"""

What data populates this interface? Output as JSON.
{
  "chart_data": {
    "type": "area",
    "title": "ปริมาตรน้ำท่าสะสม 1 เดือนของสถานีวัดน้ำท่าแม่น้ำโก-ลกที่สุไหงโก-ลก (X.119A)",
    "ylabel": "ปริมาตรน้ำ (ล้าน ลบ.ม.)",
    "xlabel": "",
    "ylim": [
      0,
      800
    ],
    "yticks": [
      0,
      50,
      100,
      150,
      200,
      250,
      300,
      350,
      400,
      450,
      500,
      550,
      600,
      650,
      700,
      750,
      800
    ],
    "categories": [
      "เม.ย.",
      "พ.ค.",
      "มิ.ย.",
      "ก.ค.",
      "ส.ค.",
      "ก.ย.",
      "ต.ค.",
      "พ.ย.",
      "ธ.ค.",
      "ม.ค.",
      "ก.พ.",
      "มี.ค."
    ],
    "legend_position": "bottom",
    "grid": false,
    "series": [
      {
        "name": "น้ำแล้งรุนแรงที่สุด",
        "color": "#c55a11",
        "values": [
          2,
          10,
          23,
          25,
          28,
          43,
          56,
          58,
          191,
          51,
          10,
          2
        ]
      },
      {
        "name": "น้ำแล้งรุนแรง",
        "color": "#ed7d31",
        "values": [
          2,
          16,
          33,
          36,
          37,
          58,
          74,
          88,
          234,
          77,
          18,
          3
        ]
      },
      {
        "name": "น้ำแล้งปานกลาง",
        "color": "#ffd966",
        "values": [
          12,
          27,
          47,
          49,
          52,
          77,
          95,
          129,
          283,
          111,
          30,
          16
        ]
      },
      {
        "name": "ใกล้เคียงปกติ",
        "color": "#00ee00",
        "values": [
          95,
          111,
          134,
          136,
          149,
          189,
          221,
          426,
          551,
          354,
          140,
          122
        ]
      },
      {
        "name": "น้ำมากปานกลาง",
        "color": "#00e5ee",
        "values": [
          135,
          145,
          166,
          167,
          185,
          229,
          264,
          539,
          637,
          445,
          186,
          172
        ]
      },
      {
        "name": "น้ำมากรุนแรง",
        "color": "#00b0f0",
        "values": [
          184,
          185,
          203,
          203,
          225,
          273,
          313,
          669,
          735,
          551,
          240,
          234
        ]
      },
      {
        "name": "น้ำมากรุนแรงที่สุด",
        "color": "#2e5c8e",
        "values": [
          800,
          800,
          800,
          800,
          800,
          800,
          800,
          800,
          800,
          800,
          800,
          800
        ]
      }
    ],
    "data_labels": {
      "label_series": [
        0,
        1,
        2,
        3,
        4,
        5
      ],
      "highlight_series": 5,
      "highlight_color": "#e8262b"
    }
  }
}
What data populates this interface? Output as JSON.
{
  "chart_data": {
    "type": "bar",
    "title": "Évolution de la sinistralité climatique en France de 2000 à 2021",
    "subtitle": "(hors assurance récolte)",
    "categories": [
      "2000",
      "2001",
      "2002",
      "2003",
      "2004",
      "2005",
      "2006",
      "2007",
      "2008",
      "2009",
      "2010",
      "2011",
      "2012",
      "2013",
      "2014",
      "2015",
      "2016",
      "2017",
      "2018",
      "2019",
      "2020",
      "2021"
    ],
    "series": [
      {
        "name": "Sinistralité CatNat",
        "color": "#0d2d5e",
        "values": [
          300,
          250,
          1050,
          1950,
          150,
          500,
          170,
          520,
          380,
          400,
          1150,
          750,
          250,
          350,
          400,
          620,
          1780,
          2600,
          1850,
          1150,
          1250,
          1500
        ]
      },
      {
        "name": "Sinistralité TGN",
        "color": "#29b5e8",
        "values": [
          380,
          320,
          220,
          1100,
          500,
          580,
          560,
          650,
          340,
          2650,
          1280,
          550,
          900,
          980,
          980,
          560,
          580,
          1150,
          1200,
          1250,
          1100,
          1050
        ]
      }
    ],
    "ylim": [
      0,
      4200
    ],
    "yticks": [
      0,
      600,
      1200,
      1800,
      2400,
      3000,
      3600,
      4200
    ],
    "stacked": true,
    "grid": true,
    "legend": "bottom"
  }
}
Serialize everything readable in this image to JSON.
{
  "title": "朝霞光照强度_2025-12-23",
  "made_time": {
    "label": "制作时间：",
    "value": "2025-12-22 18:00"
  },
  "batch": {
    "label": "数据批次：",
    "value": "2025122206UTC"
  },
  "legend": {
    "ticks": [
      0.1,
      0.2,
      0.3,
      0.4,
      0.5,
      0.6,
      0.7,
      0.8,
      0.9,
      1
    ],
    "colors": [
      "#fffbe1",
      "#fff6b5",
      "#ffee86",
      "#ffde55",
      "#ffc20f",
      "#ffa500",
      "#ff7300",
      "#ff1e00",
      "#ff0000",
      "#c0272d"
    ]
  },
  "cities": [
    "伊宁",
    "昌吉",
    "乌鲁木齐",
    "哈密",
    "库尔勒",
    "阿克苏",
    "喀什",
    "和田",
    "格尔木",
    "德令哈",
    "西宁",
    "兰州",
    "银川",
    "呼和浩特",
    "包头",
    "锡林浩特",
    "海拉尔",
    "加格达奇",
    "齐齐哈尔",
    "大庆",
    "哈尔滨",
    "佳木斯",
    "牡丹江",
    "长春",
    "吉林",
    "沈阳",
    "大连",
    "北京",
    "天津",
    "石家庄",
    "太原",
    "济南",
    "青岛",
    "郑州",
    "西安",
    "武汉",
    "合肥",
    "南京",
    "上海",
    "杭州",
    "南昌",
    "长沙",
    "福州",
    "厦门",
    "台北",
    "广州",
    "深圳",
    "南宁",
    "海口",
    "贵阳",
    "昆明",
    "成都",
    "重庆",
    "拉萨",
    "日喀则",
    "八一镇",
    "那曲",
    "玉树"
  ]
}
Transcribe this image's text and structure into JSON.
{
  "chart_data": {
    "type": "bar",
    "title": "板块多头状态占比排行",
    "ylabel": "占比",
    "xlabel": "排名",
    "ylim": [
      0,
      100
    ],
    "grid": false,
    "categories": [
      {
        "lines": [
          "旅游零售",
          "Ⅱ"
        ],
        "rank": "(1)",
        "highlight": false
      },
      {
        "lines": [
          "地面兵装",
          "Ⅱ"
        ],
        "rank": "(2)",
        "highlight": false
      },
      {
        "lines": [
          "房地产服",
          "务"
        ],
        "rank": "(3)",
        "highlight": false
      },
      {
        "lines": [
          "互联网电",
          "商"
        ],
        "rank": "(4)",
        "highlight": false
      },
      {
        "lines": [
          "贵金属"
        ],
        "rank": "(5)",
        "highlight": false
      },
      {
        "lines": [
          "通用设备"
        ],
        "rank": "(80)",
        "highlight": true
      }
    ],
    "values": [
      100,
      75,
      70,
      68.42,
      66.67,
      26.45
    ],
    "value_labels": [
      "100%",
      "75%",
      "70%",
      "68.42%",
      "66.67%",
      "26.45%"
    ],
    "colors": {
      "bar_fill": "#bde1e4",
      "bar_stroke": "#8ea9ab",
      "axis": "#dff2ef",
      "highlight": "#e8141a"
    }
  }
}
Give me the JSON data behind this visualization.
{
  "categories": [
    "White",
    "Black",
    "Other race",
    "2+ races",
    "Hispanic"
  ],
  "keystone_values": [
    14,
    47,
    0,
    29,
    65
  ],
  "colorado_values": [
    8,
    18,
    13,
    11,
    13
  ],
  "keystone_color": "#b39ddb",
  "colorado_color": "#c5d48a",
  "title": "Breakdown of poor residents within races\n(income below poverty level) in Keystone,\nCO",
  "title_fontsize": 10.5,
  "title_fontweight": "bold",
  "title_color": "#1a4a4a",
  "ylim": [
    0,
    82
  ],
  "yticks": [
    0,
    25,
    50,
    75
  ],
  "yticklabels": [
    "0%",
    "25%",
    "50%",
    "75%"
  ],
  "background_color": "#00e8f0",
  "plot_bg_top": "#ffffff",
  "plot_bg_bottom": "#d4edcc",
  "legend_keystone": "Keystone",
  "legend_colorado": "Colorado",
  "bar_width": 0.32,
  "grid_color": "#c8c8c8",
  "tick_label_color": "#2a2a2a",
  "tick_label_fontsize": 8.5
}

"""

▶ **Directions**: Repeat the line that contains "Give me the", then every line after it until the records end, with nothing added.

▶ **Solution below**:
Give me the JSON data behind this visualization.
{
  "categories": [
    "White",
    "Black",
    "Other race",
    "2+ races",
    "Hispanic"
  ],
  "keystone_values": [
    14,
    47,
    0,
    29,
    65
  ],
  "colorado_values": [
    8,
    18,
    13,
    11,
    13
  ],
  "keystone_color": "#b39ddb",
  "colorado_color": "#c5d48a",
  "title": "Breakdown of poor residents within races\n(income below poverty level) in Keystone,\nCO",
  "title_fontsize": 10.5,
  "title_fontweight": "bold",
  "title_color": "#1a4a4a",
  "ylim": [
    0,
    82
  ],
  "yticks": [
    0,
    25,
    50,
    75
  ],
  "yticklabels": [
    "0%",
    "25%",
    "50%",
    "75%"
  ],
  "background_color": "#00e8f0",
  "plot_bg_top": "#ffffff",
  "plot_bg_bottom": "#d4edcc",
  "legend_keystone": "Keystone",
  "legend_colorado": "Colorado",
  "bar_width": 0.32,
  "grid_color": "#c8c8c8",
  "tick_label_color": "#2a2a2a",
  "tick_label_fontsize": 8.5
}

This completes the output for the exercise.